> _Selected excerpt_:
'''

Histogram -Doing it in a parallel way

+----+----+--------+
| Id | M1 | trx |
+----+----+--------+
| 1 | M1 | 11.35 |
| 2 | M1 | 3.4 |
| 3 | M1 | 10.45 |
| 2 | M1 | 3.95 |
| 3 | M1 | 20.95 |
| 2 | M2 | 25.55 |
| 1 | M2 | 9.95 |
| 2 | M2 | 11.95 |
| 1 | M2 | 9.65 |
| 1 | M2 | 14.54 |
+----+----+--------+
With the above dataframe I should be able to generate a histogram as below using the below code.
Similar Queston is here
val (Range,counts) = df
.select(col("trx"))
.rdd.map(r => r.getDouble(0))
.histogram(10)
// Range: Array[Double] = Array(3.4, 5.615, 7.83, 10.045, 12.26, 14.475, 16.69, 18.905, 21.12, 23.335, 25.55)
// counts: Array[Long] = Array(2, 0, 2, 3, 0, 1, 0, 1, 0, 1)
But Issue here is,how can I parallely create the histogram based on column 'M1' ?This means I need to have two histogram output for column Values M1 and M2.
First, you need to know that histogram generates two separate sequential jobs. One to detect the minimum and maximum of your data, one to compute the actual histogram. You can check this using the Spark UI.
We can follow the same scheme to build histograms on as many columns as you wish, with only two jobs. Yet, we cannot use the histogram function which is only meant to handle one collection of doubles. We need to implement it by ourselves. The first job is dead simple.
val Row(min_trx : Double, max_trx : Double) = df.select(min('trx), max('trx)).head
Then we compute locally the ranges of the histogram. Note that I use the same ranges for all the columns. It allows to compare the results easily between the columns (by plotting them on the same figure). Having different ranges per column would just be a small modification of this code though.
val hist_size = 10
val hist_step = (max_trx - min_trx) / hist_size
val hist_ranges = (1 until hist_size)
.scanLeft(min_trx)((a, _) => a + hist_step) :+ max_trx
// I add max_trx manually to avoid rounding errors that would exclude the value
That was the first part. Then, we can use a UDF to determine in what range each value ends up, and compute all the histograms in parallel with spark.
val range_index = udf((x : Double) => hist_ranges.lastIndexWhere(x >= _))

'''

> _Information provided_:
'''

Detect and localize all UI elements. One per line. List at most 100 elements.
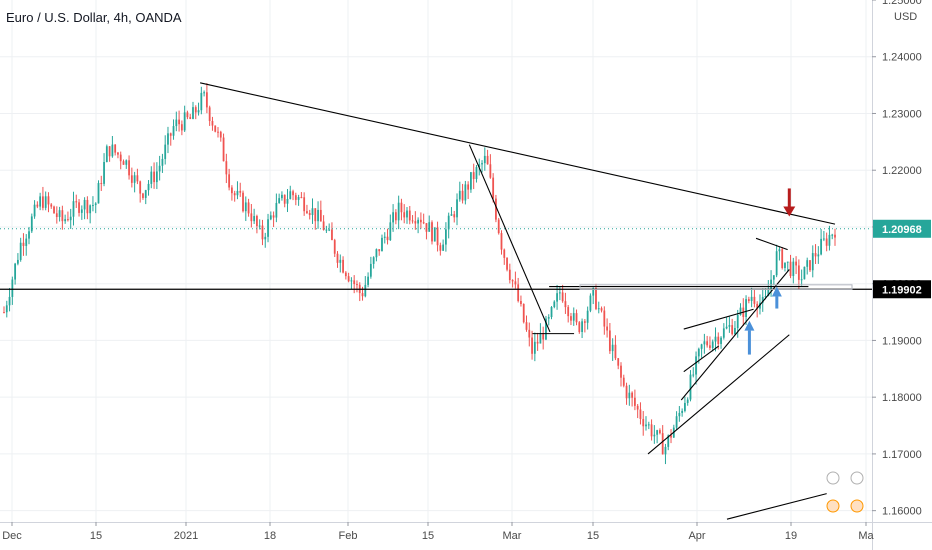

'''

> _Instruction A_:
In the Spark histogram thread, list every trx value in the table that belongs to a row with Id 1.
> _Instruction B_:
Continue the Spark histogram thread, starting after its final line of code.

> _Written reply A_:
11.35, 9.95, 9.65, 14.54

> _Written reply B_:
val hist_df = df
.withColumn("rangeIndex", range_index('trx))
.groupBy("M1", "rangeIndex")
.count()
// And voilĂ , all the data you need is there.
hist_df.show()
+---+----------+-----+
| M1|rangeIndex|count|
+---+----------+-----+
| M2| 2| 2|
| M1| 0| 2|
| M2| 5| 1|
| M1| 3| 2|
| M2| 3| 1|
| M1| 7| 1|
| M2| 10| 1|
+---+----------+-----+
As a bonus, you can shape the data to use it locally (within the driver), either using the RDD API or by collecting the dataframe and modifying it in scala.
Here is one way to do it with spark since this is a question about spark ;-)
val hist_map = hist_df.rdd
.map(row => row.getAs[String]("M1") ->
(row.getAs[Int]("rangeIndex"), row.getAs[Long]("count")))
.groupByKey
.mapValues( _.toMap)
.mapValues( hists => (1 to hist_size)
.map(i => hists.getOrElse(i, 0L)).toArray )
.collectAsMap
EDIT: how to build one range per column value:
Instead of computing the min and max of M1, we compute it for each value of the column with groupBy.
val min_max_map = df.groupBy("M1")
.agg(min('trx), max('trx))
.rdd.map(row => row.getAs[String]("M1") ->
(row.getAs[Double]("min(trx)"), row.getAs[Double]("max(trx)")))
.collectAsMap // maps each column value to a tuple (min, max)
Then we adapt the UDF so that it uses this map and we are done.
// for clarity, let's define a function that generates histogram ranges
def generate_ranges(min_trx : Double, max_trx : Double, hist_size : Int) = {
val hist_step = (max_trx - min_trx) / hist_size
(1 until hist_size).scanLeft(min_trx)((a, _) => a + hist_step) :+ max_trx
}
// and use it to generate one range per column value
val range_map = min_max_map.keys
.map(key => key ->
generate_ranges(min_max_map(key)._1, min_max_map(key)._2, hist_size))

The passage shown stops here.